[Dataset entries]
━━━━━━━━━━━━━━━━━━━━

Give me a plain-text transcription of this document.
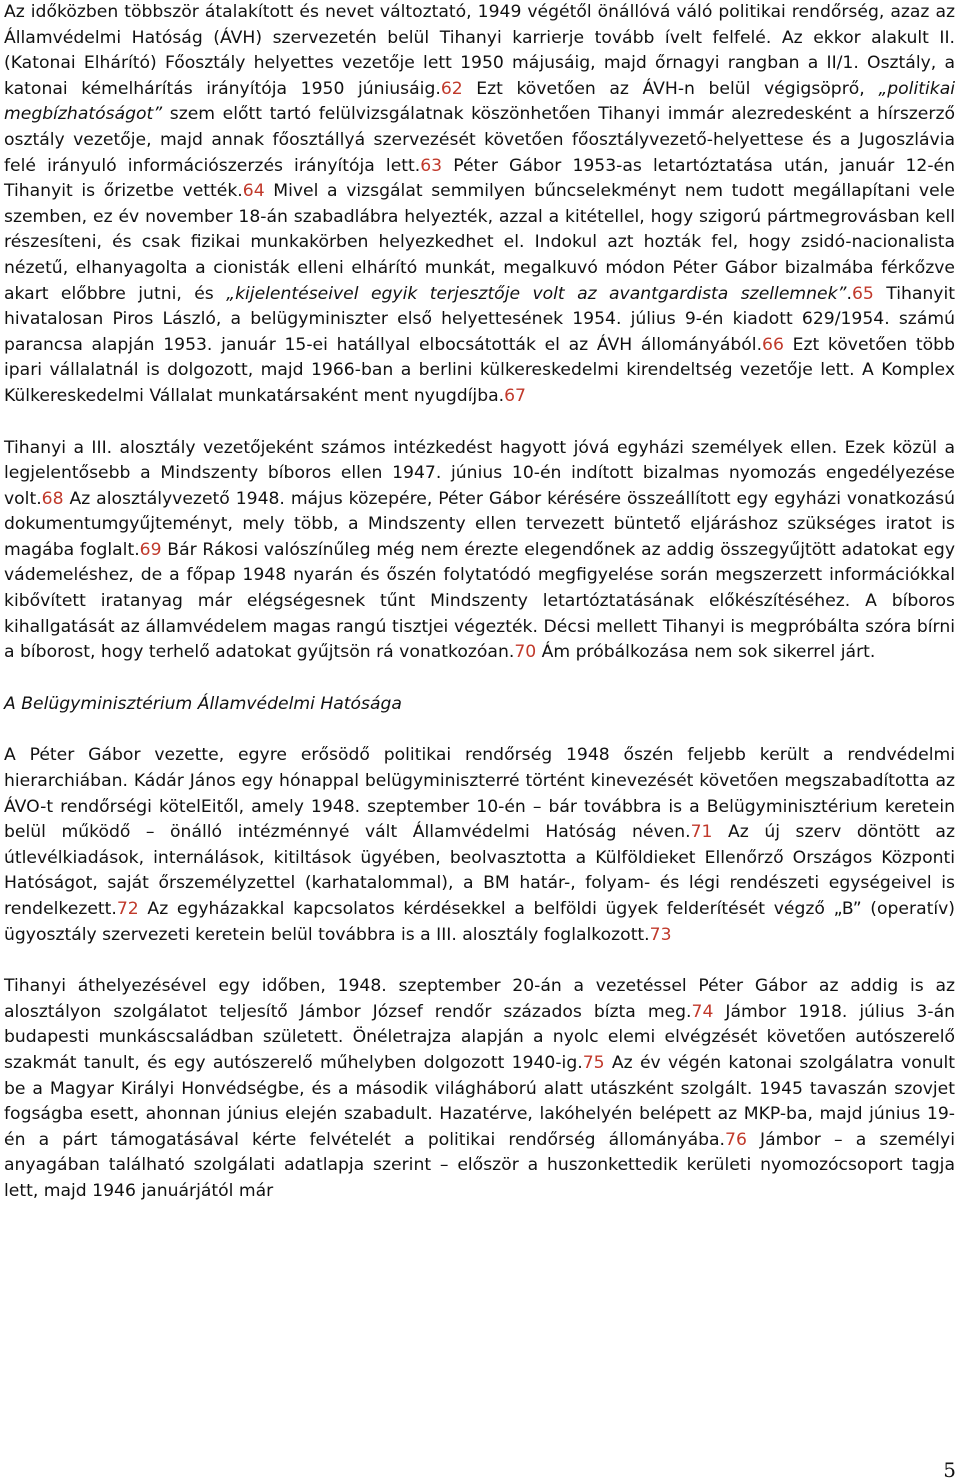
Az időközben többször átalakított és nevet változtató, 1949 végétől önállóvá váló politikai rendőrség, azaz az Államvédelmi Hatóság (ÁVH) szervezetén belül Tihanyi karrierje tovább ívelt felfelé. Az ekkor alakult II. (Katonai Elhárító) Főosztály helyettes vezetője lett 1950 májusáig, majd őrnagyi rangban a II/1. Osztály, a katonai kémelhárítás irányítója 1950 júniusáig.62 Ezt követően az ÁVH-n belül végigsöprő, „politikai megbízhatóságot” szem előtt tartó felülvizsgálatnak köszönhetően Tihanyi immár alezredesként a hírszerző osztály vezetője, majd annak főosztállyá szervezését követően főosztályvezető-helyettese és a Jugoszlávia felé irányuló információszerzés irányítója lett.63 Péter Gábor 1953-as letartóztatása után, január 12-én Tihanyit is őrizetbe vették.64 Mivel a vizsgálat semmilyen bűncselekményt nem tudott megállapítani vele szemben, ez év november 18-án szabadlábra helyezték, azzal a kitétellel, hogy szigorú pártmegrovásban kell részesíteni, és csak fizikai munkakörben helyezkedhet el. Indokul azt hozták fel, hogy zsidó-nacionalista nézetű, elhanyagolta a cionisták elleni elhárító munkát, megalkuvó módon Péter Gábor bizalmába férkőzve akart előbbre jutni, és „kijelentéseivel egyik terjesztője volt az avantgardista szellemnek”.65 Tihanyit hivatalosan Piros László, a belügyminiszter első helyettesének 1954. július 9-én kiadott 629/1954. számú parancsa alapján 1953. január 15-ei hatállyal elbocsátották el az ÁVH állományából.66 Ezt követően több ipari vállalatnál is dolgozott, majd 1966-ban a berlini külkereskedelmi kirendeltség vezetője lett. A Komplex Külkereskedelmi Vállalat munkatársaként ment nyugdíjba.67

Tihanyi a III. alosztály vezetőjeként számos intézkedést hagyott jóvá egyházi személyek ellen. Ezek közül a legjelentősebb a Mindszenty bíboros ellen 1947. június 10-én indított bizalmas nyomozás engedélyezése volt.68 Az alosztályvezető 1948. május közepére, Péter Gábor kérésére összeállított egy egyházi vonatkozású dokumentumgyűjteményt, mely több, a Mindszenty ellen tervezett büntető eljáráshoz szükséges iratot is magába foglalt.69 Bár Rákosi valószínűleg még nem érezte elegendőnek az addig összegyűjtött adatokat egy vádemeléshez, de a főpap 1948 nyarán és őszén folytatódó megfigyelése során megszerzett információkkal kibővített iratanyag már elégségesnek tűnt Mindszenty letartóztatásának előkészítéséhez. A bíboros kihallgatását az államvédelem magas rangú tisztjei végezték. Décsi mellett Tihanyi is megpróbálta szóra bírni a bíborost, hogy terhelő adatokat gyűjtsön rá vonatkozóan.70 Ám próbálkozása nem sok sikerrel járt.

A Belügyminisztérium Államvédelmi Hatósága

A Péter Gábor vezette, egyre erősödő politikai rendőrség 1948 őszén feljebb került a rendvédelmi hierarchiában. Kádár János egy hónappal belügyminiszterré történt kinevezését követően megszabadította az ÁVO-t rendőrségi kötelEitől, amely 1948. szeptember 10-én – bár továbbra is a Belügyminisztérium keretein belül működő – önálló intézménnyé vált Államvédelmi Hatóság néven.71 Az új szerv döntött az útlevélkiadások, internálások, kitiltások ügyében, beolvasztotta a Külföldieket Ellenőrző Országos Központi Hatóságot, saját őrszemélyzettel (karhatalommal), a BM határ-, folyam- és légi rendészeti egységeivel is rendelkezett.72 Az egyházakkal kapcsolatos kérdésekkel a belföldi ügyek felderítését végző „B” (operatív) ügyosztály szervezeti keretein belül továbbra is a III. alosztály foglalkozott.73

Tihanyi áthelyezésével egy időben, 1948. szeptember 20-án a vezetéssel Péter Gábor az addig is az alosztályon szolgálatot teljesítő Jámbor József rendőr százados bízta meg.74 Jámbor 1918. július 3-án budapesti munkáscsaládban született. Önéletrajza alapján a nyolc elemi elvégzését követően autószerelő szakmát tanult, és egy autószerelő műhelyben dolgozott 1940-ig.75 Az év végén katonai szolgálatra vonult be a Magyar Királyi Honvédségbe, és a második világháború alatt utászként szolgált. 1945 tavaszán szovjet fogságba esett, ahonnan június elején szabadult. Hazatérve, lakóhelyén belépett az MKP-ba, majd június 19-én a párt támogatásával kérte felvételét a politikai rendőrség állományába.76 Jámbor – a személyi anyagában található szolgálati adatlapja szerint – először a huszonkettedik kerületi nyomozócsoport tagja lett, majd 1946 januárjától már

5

━━━━━━━━━━━━━━━━━━━━

For each line of the entries that includes "Belügyminisztérium", show that line.

Exercise result:
A Belügyminisztérium Államvédelmi Hatósága
A Péter Gábor vezette, egyre erősödő politikai rendőrség 1948 őszén feljebb került a rendvédelmi hierarchiában. Kádár János egy hónappal belügyminiszterré történt kinevezését követően megszabadította az ÁVO-t rendőrségi kötelEitől, amely 1948. szeptember 10-én – bár továbbra is a Belügyminisztérium keretein belül működő – önálló intézménnyé vált Államvédelmi Hatóság néven.71 Az új szerv döntött az útlevélkiadások, internálások, kitiltások ügyében, beolvasztotta a Külföldieket Ellenőrző Országos Központi Hatóságot, saját őrszemélyzettel (karhatalommal), a BM határ-, folyam- és légi rendészeti egységeivel is rendelkezett.72 Az egyházakkal kapcsolatos kérdésekkel a belföldi ügyek felderítését végző „B” (operatív) ügyosztály szervezeti keretein belül továbbra is a III. alosztály foglalkozott.73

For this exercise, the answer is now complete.